Skip the images and return the records below exactly.

(Records)
** Begin **

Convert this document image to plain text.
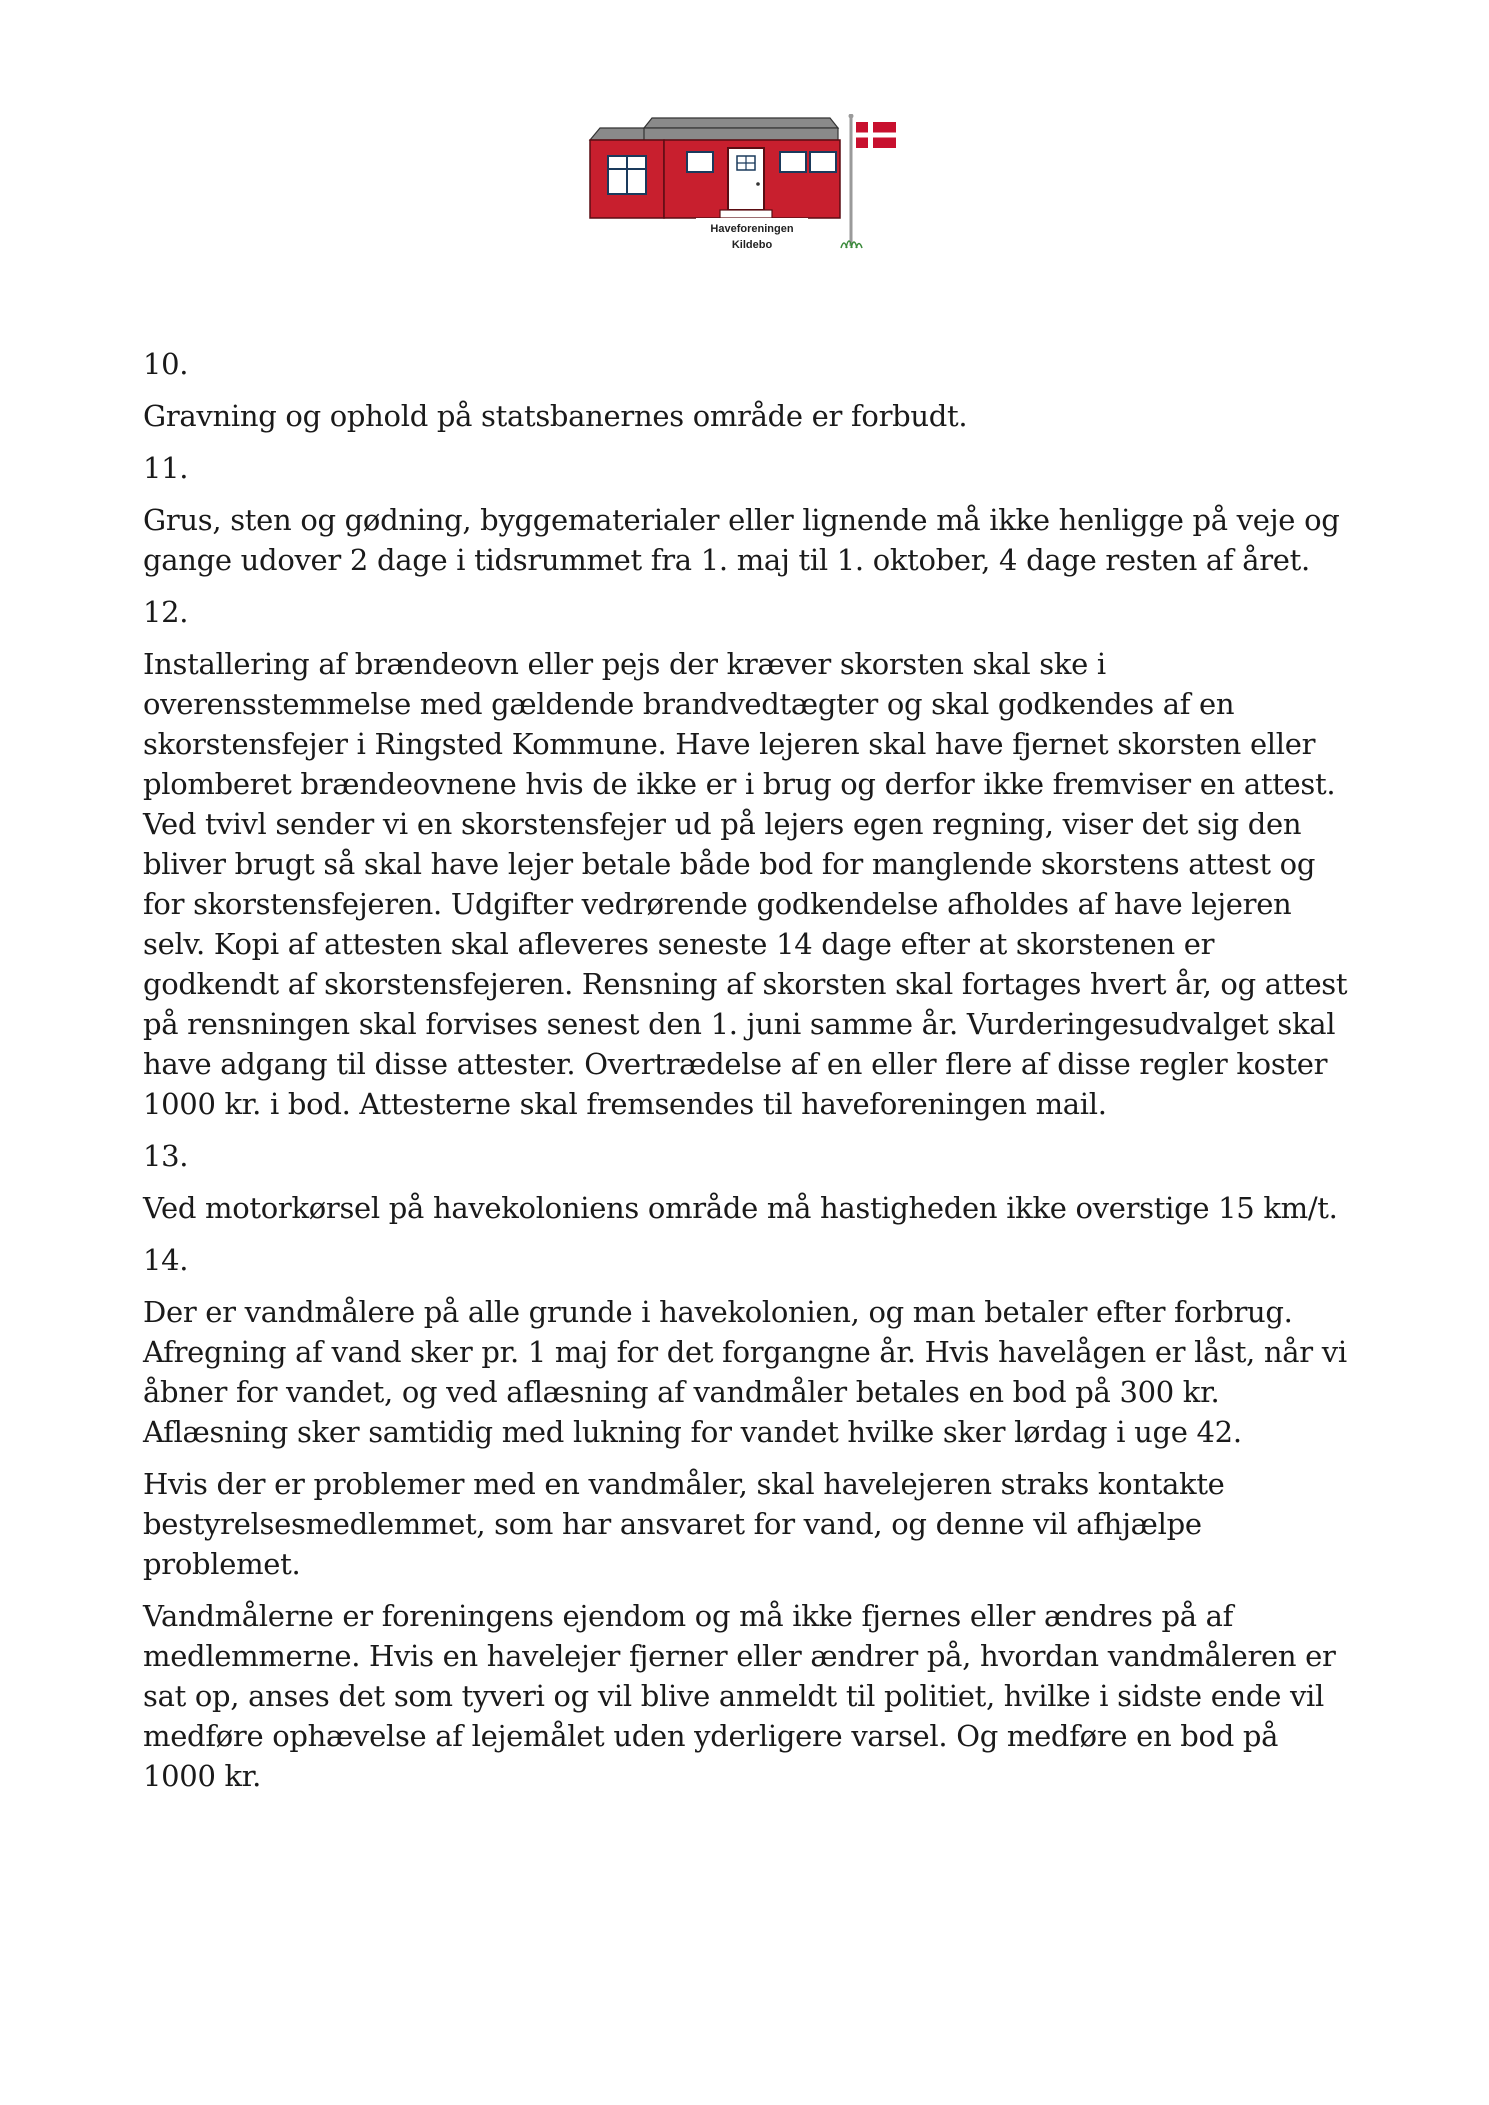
Haveforeningen
Kildebo

10.

Gravning og ophold på statsbanernes område er forbudt.

11.

Grus, sten og gødning, byggematerialer eller lignende må ikke henligge på veje og gange udover 2 dage i tidsrummet fra 1. maj til 1. oktober, 4 dage resten af året.

12.

Installering af brændeovn eller pejs der kræver skorsten skal ske i overensstemmelse med gældende brandvedtægter og skal godkendes af en skorstensfejer i Ringsted Kommune. Have lejeren skal have fjernet skorsten eller plomberet brændeovnene hvis de ikke er i brug og derfor ikke fremviser en attest. Ved tvivl sender vi en skorstensfejer ud på lejers egen regning, viser det sig den bliver brugt så skal have lejer betale både bod for manglende skorstens attest og for skorstensfejeren. Udgifter vedrørende godkendelse afholdes af have lejeren selv. Kopi af attesten skal afleveres seneste 14 dage efter at skorstenen er godkendt af skorstensfejeren. Rensning af skorsten skal fortages hvert år, og attest på rensningen skal forvises senest den 1. juni samme år. Vurderingesudvalget skal have adgang til disse attester. Overtrædelse af en eller flere af disse regler koster 1000 kr. i bod. Attesterne skal fremsendes til haveforeningen mail.

13.

Ved motorkørsel på havekoloniens område må hastigheden ikke overstige 15 km/t.

14.

Der er vandmålere på alle grunde i havekolonien, og man betaler efter forbrug. Afregning af vand sker pr. 1 maj for det forgangne år. Hvis havelågen er låst, når vi åbner for vandet, og ved aflæsning af vandmåler betales en bod på 300 kr. Aflæsning sker samtidig med lukning for vandet hvilke sker lørdag i uge 42.

Hvis der er problemer med en vandmåler, skal havelejeren straks kontakte bestyrelsesmedlemmet, som har ansvaret for vand, og denne vil afhjælpe problemet.

Vandmålerne er foreningens ejendom og må ikke fjernes eller ændres på af medlemmerne. Hvis en havelejer fjerner eller ændrer på, hvordan vandmåleren er sat op, anses det som tyveri og vil blive anmeldt til politiet, hvilke i sidste ende vil medføre ophævelse af lejemålet uden yderligere varsel. Og medføre en bod på 1000 kr.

** End **

**FULL SOLUTION:**
Convert this document image to plain text.
Haveforeningen
Kildebo

10.

Gravning og ophold på statsbanernes område er forbudt.

11.

Grus, sten og gødning, byggematerialer eller lignende må ikke henligge på veje og gange udover 2 dage i tidsrummet fra 1. maj til 1. oktober, 4 dage resten af året.

12.

Installering af brændeovn eller pejs der kræver skorsten skal ske i overensstemmelse med gældende brandvedtægter og skal godkendes af en skorstensfejer i Ringsted Kommune. Have lejeren skal have fjernet skorsten eller plomberet brændeovnene hvis de ikke er i brug og derfor ikke fremviser en attest. Ved tvivl sender vi en skorstensfejer ud på lejers egen regning, viser det sig den bliver brugt så skal have lejer betale både bod for manglende skorstens attest og for skorstensfejeren. Udgifter vedrørende godkendelse afholdes af have lejeren selv. Kopi af attesten skal afleveres seneste 14 dage efter at skorstenen er godkendt af skorstensfejeren. Rensning af skorsten skal fortages hvert år, og attest på rensningen skal forvises senest den 1. juni samme år. Vurderingesudvalget skal have adgang til disse attester. Overtrædelse af en eller flere af disse regler koster 1000 kr. i bod. Attesterne skal fremsendes til haveforeningen mail.

13.

Ved motorkørsel på havekoloniens område må hastigheden ikke overstige 15 km/t.

14.

Der er vandmålere på alle grunde i havekolonien, og man betaler efter forbrug. Afregning af vand sker pr. 1 maj for det forgangne år. Hvis havelågen er låst, når vi åbner for vandet, og ved aflæsning af vandmåler betales en bod på 300 kr. Aflæsning sker samtidig med lukning for vandet hvilke sker lørdag i uge 42.

Hvis der er problemer med en vandmåler, skal havelejeren straks kontakte bestyrelsesmedlemmet, som har ansvaret for vand, og denne vil afhjælpe problemet.

Vandmålerne er foreningens ejendom og må ikke fjernes eller ændres på af medlemmerne. Hvis en havelejer fjerner eller ændrer på, hvordan vandmåleren er sat op, anses det som tyveri og vil blive anmeldt til politiet, hvilke i sidste ende vil medføre ophævelse af lejemålet uden yderligere varsel. Og medføre en bod på 1000 kr.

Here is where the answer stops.